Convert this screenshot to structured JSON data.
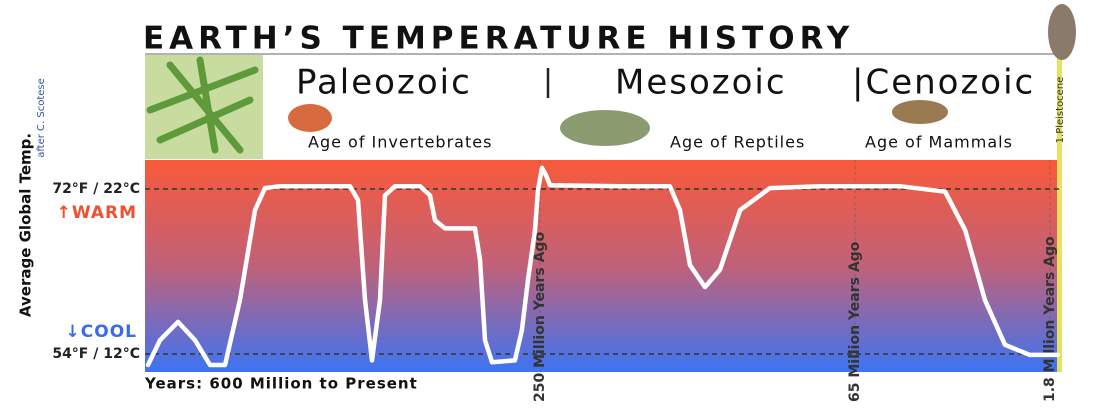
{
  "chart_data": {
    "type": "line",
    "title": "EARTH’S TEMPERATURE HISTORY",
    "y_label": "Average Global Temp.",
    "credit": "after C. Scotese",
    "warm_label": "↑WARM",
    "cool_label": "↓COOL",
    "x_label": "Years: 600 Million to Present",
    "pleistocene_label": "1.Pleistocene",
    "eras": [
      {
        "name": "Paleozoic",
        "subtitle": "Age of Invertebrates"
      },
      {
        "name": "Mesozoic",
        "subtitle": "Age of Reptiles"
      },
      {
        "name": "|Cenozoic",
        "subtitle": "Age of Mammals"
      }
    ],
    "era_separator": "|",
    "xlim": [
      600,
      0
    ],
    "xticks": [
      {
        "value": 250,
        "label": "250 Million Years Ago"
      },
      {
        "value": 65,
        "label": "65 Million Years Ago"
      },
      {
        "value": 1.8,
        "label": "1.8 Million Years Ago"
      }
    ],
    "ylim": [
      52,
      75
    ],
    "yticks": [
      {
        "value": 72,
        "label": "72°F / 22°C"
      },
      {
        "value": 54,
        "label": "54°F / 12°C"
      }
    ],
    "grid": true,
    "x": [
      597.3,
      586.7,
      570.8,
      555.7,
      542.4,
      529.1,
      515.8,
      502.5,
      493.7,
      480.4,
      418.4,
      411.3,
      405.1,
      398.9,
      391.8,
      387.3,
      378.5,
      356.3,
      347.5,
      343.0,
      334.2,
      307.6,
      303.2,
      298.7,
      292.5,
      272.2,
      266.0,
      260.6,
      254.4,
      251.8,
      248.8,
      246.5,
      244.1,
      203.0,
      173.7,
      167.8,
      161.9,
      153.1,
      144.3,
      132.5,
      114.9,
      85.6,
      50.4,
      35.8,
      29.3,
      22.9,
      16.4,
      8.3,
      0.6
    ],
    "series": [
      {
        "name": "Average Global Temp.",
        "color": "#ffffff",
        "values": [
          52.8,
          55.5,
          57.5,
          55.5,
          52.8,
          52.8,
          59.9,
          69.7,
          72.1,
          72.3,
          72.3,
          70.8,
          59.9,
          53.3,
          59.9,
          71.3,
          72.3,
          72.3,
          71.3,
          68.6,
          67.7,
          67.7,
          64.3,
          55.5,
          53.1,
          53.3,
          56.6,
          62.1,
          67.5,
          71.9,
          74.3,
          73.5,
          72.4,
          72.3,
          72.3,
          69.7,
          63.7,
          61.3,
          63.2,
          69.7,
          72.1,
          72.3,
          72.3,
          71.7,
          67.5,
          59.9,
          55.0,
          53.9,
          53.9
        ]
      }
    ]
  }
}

..............................

Go through the material above and print all of it exactly, except the pictures.

Convert this screenshot to structured JSON data.
{
  "chart_data": {
    "type": "line",
    "title": "EARTH’S TEMPERATURE HISTORY",
    "y_label": "Average Global Temp.",
    "credit": "after C. Scotese",
    "warm_label": "↑WARM",
    "cool_label": "↓COOL",
    "x_label": "Years: 600 Million to Present",
    "pleistocene_label": "1.Pleistocene",
    "eras": [
      {
        "name": "Paleozoic",
        "subtitle": "Age of Invertebrates"
      },
      {
        "name": "Mesozoic",
        "subtitle": "Age of Reptiles"
      },
      {
        "name": "|Cenozoic",
        "subtitle": "Age of Mammals"
      }
    ],
    "era_separator": "|",
    "xlim": [
      600,
      0
    ],
    "xticks": [
      {
        "value": 250,
        "label": "250 Million Years Ago"
      },
      {
        "value": 65,
        "label": "65 Million Years Ago"
      },
      {
        "value": 1.8,
        "label": "1.8 Million Years Ago"
      }
    ],
    "ylim": [
      52,
      75
    ],
    "yticks": [
      {
        "value": 72,
        "label": "72°F / 22°C"
      },
      {
        "value": 54,
        "label": "54°F / 12°C"
      }
    ],
    "grid": true,
    "x": [
      597.3,
      586.7,
      570.8,
      555.7,
      542.4,
      529.1,
      515.8,
      502.5,
      493.7,
      480.4,
      418.4,
      411.3,
      405.1,
      398.9,
      391.8,
      387.3,
      378.5,
      356.3,
      347.5,
      343.0,
      334.2,
      307.6,
      303.2,
      298.7,
      292.5,
      272.2,
      266.0,
      260.6,
      254.4,
      251.8,
      248.8,
      246.5,
      244.1,
      203.0,
      173.7,
      167.8,
      161.9,
      153.1,
      144.3,
      132.5,
      114.9,
      85.6,
      50.4,
      35.8,
      29.3,
      22.9,
      16.4,
      8.3,
      0.6
    ],
    "series": [
      {
        "name": "Average Global Temp.",
        "color": "#ffffff",
        "values": [
          52.8,
          55.5,
          57.5,
          55.5,
          52.8,
          52.8,
          59.9,
          69.7,
          72.1,
          72.3,
          72.3,
          70.8,
          59.9,
          53.3,
          59.9,
          71.3,
          72.3,
          72.3,
          71.3,
          68.6,
          67.7,
          67.7,
          64.3,
          55.5,
          53.1,
          53.3,
          56.6,
          62.1,
          67.5,
          71.9,
          74.3,
          73.5,
          72.4,
          72.3,
          72.3,
          69.7,
          63.7,
          61.3,
          63.2,
          69.7,
          72.1,
          72.3,
          72.3,
          71.7,
          67.5,
          59.9,
          55.0,
          53.9,
          53.9
        ]
      }
    ]
  }
}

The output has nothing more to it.